* _The input_
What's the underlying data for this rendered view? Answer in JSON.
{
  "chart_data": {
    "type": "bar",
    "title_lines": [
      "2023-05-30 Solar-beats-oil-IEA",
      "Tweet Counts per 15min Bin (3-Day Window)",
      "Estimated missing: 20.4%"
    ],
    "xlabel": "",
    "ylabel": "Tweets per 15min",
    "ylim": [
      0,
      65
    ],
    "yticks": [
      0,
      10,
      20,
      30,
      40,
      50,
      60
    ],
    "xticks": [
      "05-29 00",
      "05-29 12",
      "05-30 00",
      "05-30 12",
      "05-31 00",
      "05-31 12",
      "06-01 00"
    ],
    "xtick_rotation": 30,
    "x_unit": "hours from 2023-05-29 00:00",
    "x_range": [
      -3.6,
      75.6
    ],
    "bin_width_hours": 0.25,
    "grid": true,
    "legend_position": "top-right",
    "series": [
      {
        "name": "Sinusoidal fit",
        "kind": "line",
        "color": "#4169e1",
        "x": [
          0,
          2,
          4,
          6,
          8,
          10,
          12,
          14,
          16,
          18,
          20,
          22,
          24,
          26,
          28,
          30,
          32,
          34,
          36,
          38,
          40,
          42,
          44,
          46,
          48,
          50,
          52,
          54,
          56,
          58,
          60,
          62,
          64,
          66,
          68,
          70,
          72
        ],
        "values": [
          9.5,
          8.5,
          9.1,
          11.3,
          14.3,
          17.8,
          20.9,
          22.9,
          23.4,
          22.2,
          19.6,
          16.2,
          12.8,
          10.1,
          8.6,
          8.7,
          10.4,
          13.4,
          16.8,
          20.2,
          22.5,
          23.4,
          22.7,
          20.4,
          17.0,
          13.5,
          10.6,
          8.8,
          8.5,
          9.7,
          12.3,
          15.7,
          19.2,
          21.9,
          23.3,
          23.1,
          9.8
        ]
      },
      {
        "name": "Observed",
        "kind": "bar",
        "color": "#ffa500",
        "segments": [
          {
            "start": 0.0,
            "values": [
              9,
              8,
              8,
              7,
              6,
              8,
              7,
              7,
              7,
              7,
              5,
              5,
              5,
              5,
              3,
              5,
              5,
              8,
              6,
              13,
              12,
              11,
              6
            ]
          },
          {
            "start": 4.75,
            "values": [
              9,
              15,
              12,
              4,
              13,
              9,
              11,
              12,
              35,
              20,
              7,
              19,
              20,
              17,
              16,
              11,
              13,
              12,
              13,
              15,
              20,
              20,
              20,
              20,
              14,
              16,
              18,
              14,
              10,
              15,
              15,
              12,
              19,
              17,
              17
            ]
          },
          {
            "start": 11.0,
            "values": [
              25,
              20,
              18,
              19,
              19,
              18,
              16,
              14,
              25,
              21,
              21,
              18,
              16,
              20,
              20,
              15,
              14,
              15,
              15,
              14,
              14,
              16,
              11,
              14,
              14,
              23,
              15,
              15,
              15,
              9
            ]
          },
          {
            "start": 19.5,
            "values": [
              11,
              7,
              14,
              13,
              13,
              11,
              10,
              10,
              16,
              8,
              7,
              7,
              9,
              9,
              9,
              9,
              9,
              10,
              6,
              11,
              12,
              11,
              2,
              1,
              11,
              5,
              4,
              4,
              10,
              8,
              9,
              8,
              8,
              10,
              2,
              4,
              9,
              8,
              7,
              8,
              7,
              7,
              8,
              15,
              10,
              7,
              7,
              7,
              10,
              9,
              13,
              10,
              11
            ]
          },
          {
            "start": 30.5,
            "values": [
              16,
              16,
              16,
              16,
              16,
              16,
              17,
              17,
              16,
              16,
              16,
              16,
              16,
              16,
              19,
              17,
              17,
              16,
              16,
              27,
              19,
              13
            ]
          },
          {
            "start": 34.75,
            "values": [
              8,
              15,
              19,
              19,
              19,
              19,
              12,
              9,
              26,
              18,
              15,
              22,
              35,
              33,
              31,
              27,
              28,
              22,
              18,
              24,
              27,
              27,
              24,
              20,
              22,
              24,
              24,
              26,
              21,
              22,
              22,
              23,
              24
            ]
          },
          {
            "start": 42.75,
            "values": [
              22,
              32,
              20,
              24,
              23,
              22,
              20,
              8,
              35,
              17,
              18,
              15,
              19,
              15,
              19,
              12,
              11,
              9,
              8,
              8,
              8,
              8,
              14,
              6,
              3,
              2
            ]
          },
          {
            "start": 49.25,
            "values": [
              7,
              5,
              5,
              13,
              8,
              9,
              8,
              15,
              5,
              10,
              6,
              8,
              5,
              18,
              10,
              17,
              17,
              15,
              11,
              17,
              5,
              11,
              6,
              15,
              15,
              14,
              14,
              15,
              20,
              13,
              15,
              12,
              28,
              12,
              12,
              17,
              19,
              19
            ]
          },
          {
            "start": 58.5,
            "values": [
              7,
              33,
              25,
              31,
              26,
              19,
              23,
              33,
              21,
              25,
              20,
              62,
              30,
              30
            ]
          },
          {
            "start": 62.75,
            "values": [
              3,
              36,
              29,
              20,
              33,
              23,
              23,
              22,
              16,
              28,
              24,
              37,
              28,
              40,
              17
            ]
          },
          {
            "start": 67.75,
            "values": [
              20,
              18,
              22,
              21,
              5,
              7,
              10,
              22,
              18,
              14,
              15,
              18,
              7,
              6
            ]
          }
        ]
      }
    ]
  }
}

==

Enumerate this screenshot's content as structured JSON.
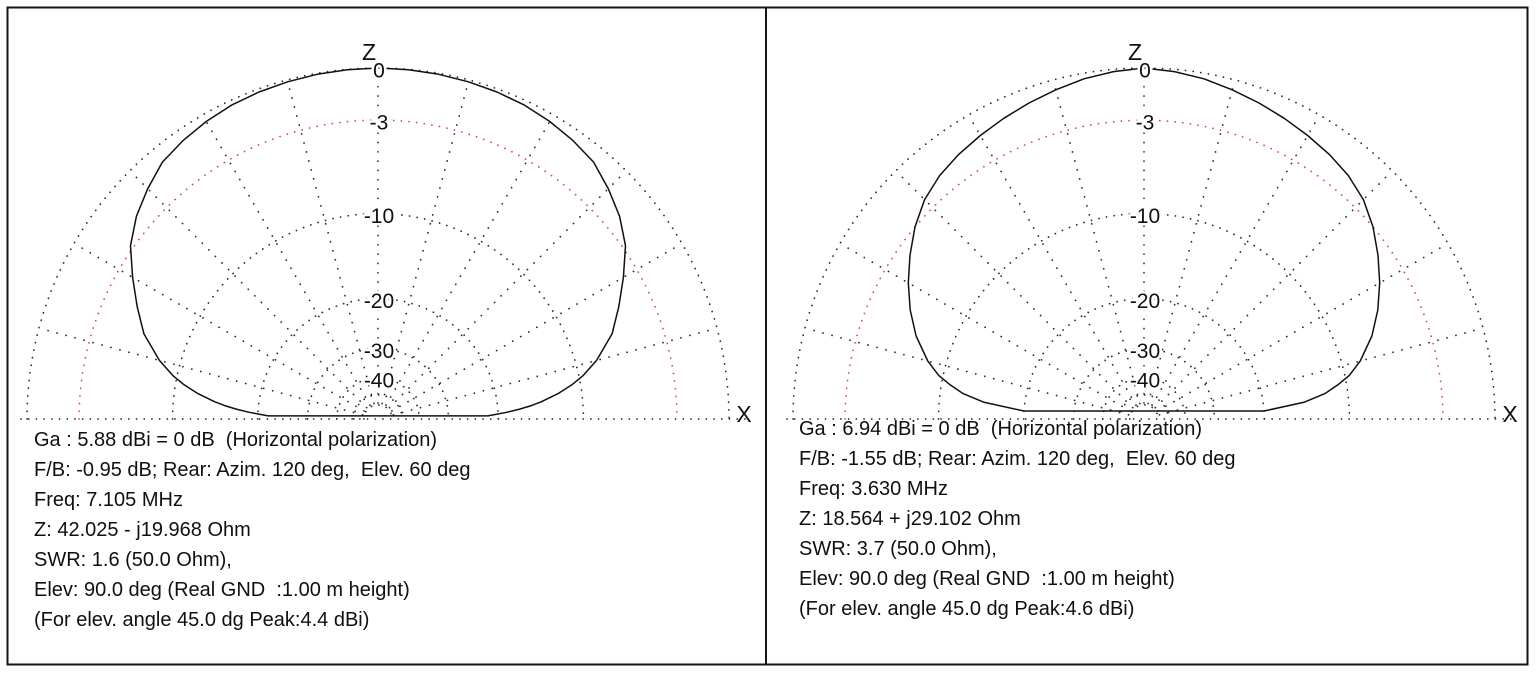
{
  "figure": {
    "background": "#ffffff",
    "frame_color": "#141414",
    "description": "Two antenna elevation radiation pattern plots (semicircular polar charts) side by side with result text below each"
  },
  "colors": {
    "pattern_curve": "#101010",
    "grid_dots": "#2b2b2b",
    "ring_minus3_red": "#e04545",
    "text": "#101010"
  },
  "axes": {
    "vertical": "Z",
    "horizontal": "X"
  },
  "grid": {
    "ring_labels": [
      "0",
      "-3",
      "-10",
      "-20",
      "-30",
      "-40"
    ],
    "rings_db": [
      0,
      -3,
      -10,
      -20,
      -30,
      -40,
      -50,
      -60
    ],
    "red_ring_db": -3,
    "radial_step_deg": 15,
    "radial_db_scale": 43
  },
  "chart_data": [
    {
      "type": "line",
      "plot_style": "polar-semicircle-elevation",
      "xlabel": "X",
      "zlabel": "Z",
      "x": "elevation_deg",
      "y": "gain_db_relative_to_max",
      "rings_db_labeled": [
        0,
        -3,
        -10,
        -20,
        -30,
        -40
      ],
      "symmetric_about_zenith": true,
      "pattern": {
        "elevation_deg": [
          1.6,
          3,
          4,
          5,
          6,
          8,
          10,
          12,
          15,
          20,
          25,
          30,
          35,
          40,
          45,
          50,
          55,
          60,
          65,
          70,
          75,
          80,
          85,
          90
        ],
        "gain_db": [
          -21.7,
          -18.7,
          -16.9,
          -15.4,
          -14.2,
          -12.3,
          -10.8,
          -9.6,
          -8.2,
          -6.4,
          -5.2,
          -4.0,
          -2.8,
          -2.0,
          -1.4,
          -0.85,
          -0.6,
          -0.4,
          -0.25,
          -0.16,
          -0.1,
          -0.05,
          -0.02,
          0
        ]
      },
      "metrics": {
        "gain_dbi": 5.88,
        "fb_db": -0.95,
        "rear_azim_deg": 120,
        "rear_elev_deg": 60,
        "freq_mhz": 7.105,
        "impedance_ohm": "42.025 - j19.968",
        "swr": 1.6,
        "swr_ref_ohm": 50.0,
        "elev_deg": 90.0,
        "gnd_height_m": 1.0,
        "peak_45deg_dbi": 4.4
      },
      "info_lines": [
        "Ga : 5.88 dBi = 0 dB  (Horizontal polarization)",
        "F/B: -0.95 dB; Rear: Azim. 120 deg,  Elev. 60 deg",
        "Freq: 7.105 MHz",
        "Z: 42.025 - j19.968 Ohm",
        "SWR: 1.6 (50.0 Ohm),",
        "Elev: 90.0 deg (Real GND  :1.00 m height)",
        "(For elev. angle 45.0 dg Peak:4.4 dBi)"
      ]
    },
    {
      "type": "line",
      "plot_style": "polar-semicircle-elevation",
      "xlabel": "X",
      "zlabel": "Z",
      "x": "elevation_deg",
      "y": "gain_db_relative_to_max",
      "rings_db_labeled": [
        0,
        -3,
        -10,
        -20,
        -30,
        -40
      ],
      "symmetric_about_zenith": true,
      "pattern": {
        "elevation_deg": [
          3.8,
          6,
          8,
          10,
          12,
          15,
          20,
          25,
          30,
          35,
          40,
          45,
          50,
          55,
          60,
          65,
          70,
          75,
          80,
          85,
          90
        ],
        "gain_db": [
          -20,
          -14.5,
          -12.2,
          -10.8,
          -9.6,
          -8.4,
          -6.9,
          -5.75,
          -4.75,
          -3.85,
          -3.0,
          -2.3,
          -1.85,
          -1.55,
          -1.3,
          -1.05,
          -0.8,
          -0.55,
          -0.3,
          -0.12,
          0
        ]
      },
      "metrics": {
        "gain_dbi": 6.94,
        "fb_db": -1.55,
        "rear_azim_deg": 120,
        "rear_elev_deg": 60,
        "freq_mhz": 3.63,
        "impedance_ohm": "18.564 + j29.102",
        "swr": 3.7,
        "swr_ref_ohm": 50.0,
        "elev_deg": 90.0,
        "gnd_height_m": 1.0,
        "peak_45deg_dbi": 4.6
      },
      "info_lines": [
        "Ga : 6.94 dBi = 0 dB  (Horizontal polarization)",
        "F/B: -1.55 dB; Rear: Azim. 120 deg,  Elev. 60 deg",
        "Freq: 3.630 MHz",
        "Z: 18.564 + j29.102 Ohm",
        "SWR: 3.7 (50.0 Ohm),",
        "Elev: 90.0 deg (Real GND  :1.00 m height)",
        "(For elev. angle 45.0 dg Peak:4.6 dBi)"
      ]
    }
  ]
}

* _Goal of the exercise_
Find the word "polarization" in the entries, and copy every line it shows up in.

* _Solution to the problem_
        "Ga : 5.88 dBi = 0 dB  (Horizontal polarization)",
        "Ga : 6.94 dBi = 0 dB  (Horizontal polarization)",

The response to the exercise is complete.